**Aim of the exercise:** Transcribe all of the material exactly. Any picture in it should be left out.

Saved data entries:
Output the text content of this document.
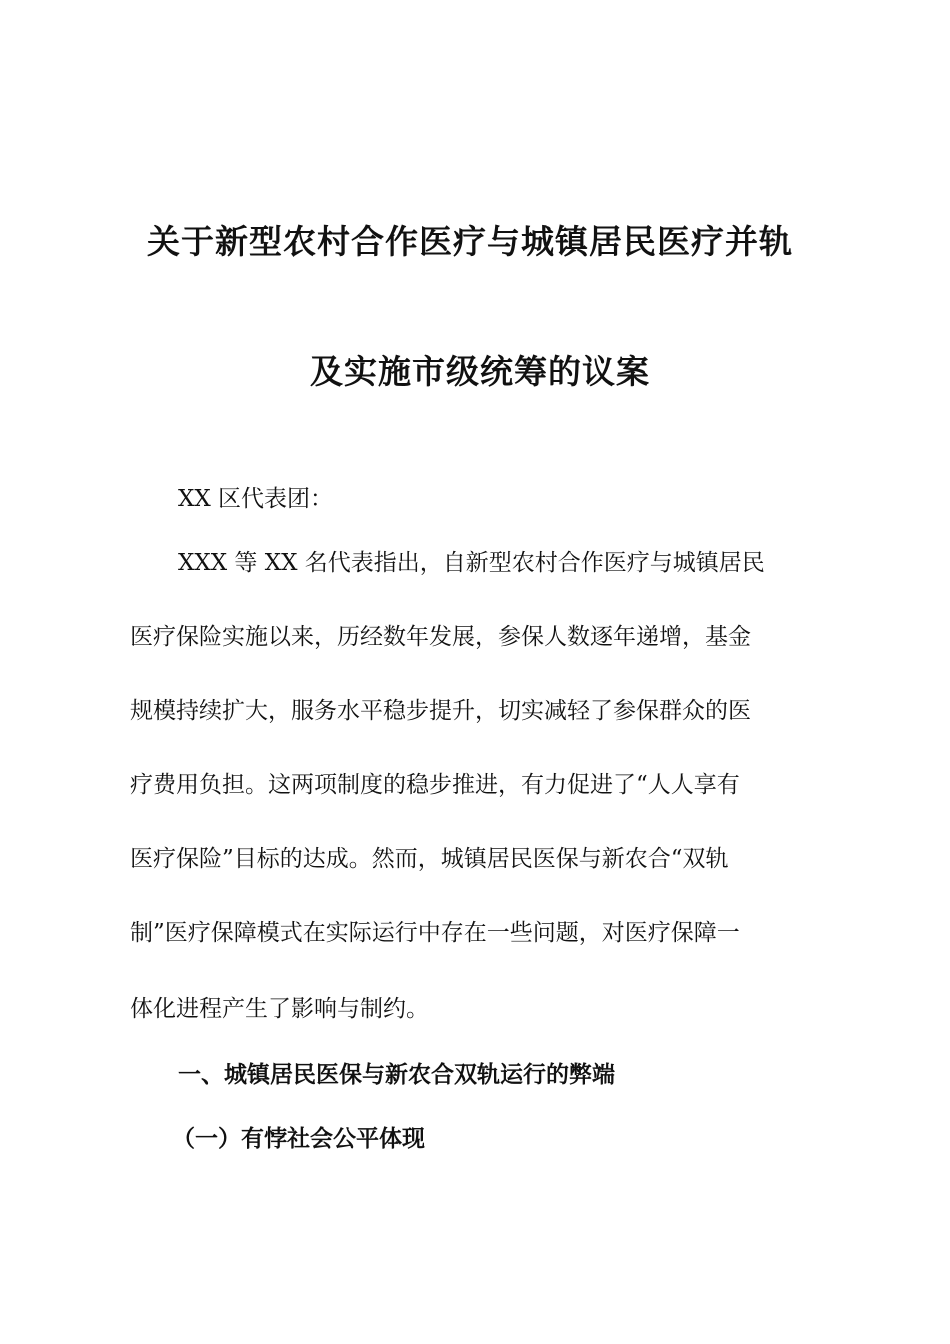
关于新型农村合作医疗与城镇居民医疗并轨
及实施市级统筹的议案
XX 区代表团：
XXX 等 XX 名代表指出，自新型农村合作医疗与城镇居民
医疗保险实施以来，历经数年发展，参保人数逐年递增，基金
规模持续扩大，服务水平稳步提升，切实减轻了参保群众的医
疗费用负担。这两项制度的稳步推进，有力促进了“人人享有
医疗保险”目标的达成。然而，城镇居民医保与新农合“双轨
制”医疗保障模式在实际运行中存在一些问题，对医疗保障一
体化进程产生了影响与制约。
一、城镇居民医保与新农合双轨运行的弊端
（一）有悖社会公平体现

**Answer to the exercise:**
Output the text content of this document.
关于新型农村合作医疗与城镇居民医疗并轨
及实施市级统筹的议案
XX 区代表团：
XXX 等 XX 名代表指出，自新型农村合作医疗与城镇居民
医疗保险实施以来，历经数年发展，参保人数逐年递增，基金
规模持续扩大，服务水平稳步提升，切实减轻了参保群众的医
疗费用负担。这两项制度的稳步推进，有力促进了“人人享有
医疗保险”目标的达成。然而，城镇居民医保与新农合“双轨
制”医疗保障模式在实际运行中存在一些问题，对医疗保障一
体化进程产生了影响与制约。
一、城镇居民医保与新农合双轨运行的弊端
（一）有悖社会公平体现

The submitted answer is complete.